Pensámos já nesse momento guardar um campo de manobra política para o nosso Partido que não nos atrelasse necessariamente a uma previsível queda do Governo de Vasco Gonçalves, uma vez que não tinha apoio militar, e nos desse margem para reconsiderar a composição do Governo e a sua própria chefia.

A grande ofensiva militar e política da direita concentra os seus esforços num objectivo: o afastamento de Vasco Gonçalves, vendo nesse objectivo como que a abertura numa barragem de areia. Quer dizer, a água não passa, não passa até que num sítio consegue abrir caminho por um pequeno rompimento. E então a brecha alarga-se e a areia vai toda atrás. Todo o esquema das forças conservadoras e reaccionárias era mostrar este Governo como o Governo dos comunistas, sem apoio militar e deixá-lo cair depois. O fracasso deste Governo seria o fracasso do Partido Comunista, que seria arrastado nessa derrota com todas as suas consequências.

Daí já termos afirmado também, no último documento da Comissão Política, que, a nosso ver, a solução encontrada não exclui possibilidades de recomposições, reajustamentos e reconsiderações que possam aumentar a eficiência do Governo e alargar a sua base de apoio social e política.

Da parte da esquerda militar, sem exclusão de ninguém, vemos muito sectarismo. Não dá qualquer abertura e isso pode precipitar a sua queda.

Por isso esta solução governamental não pode ser tida por rígida. Ao contrário. Devem procurar-se ajustamentos, devem procurar-se modificações que respondam à actual situação. A médio prazo as soluções podem ser outras.

O problema do poder político

A formação do novo Governo do General Vasco Gonçalves, embora respondendo a uma necessidade inadiável, não pode por isso resolver todos os aspectos da crise.

******

▶ Tarefas a realizar:
[1] De acordo com o texto sobre o Governo de Vasco Gonçalves, em que objectivo concentra os seus esforços a grande ofensiva militar e política da direita?
[2] Prossiga o texto sobre o Governo de Vasco Gonçalves a partir da última frase apresentada.

Excerto de um conjunto de dados

******

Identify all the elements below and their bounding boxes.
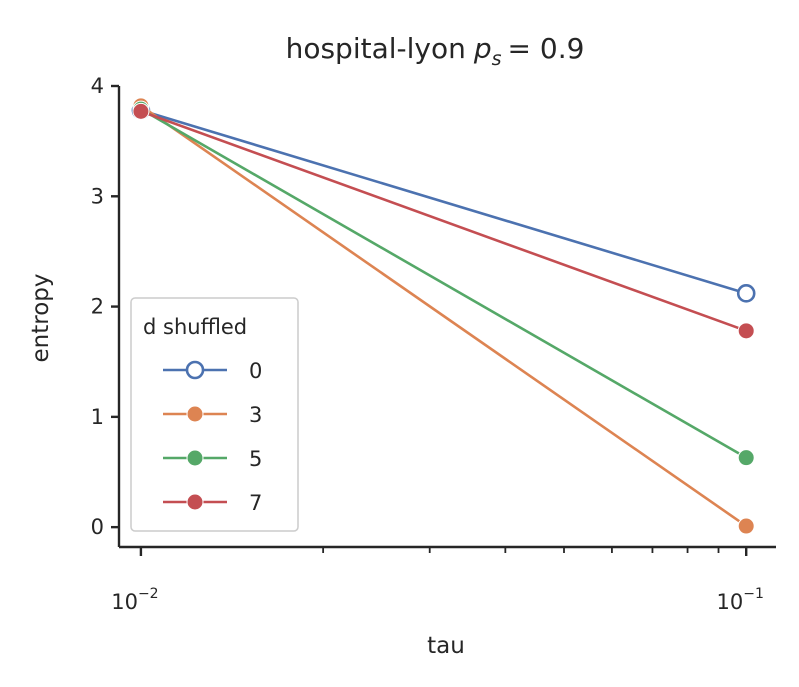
series-7-line [140,110,747,333]
legend-marker [185,360,205,380]
series-5-line [140,108,747,459]
axes: 0 1 2 3 4 10−2 10−1 [91,74,776,614]
y-tick-label: 1 [91,405,104,429]
legend-label: 3 [249,403,262,427]
data-point-7 [132,102,150,120]
legend-marker [186,449,204,467]
y-tick-label: 2 [91,295,104,319]
series-3-line [140,104,747,528]
series-0 [131,100,756,303]
legend-title: d shuffled [143,315,247,339]
chart-title-text: hospital-lyon [286,32,466,65]
x-tick-label: 10−1 [717,586,764,614]
y-tick-label: 4 [91,74,104,98]
chart-title-symbol: p [473,32,492,65]
legend-item-7: 7 [163,491,262,515]
series-0-line [140,109,747,295]
series-7 [132,102,755,340]
chart-title-subscript: s [492,48,502,70]
legend-item-0: 0 [163,359,262,383]
legend-marker [186,405,204,423]
legend-label: 5 [249,447,262,471]
x-axis-label: tau [427,633,465,659]
legend-item-3: 3 [163,403,262,427]
legend-marker [186,493,204,511]
y-tick-label: 3 [91,184,104,208]
data-point-3 [737,517,755,535]
y-tick-label: 0 [91,515,104,539]
legend-item-5: 5 [163,447,262,471]
x-tick-exponent: −2 [138,586,159,602]
y-axis-label: entropy [28,274,54,363]
data-point-0 [736,284,756,303]
legend-label: 7 [249,491,262,515]
chart-title-equals: = 0.9 [508,32,585,65]
data-point-5 [737,449,755,467]
legend-label: 0 [249,359,262,383]
series-layer [131,97,756,535]
data-point-7 [737,322,755,340]
x-tick-exponent: −1 [743,586,764,602]
chart-title: hospital-lyon ps = 0.9 [286,32,585,70]
x-tick-label: 10−2 [111,586,158,614]
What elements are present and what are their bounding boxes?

******

▶ Respostas por tarefa:
[1] No afastamento de Vasco Gonçalves.

[2]
Fica de pé, tal como antes, o problema geral do poder político no seu conjunto. A crise persistirá e tenderá a agravar-se rapidamente se não são reforçadas e se não se tornam verdadeiramente operativas as estruturas de direcção do MFA e o MFA no seu conjunto, como movimento progressista revolucionário.

Um MFA dividido por conflitos internos a caminho de diluição no quadro geral das forças armadas ficaria incapacitado de cumprir a sua tarefa de vanguarda, acabaria por dissolver-se e deixaria campo aberto às forças reaccionárias.

Para uma vanguarda revolucionária são perigos reais tanto o enfraquecimento da ligação da vanguarda com as massas como a dissolução da vanguarda nas massas. A vanguarda revolucionária tem de estar intimamente ligada às massas, contar com o seu apoio activo, aprender com elas, estimular a sua iniciativa e a sua acção criadora. Mas, sob o risco de deixar de ser uma vanguarda, de perder a sua capacidade mobilizadora e dirigente, não pode diluir-se nas massas, perdendo as suas características próprias de organização, de quadros, de direcção.

Isto é válido para todas as vanguardas, seja da classe operária, seja militar.

Sob o pretexto do respeito pela vontade das massas, o basismo e o democratismo, a submissão das decisões da vanguarda a votações manipuladas, procuram enfraquecer, desorganizar e finalmente liquidar a vanguarda. Trata-se também de uma situação geral, válida tanto para a vanguarda operária e popular como para a vanguarda militar.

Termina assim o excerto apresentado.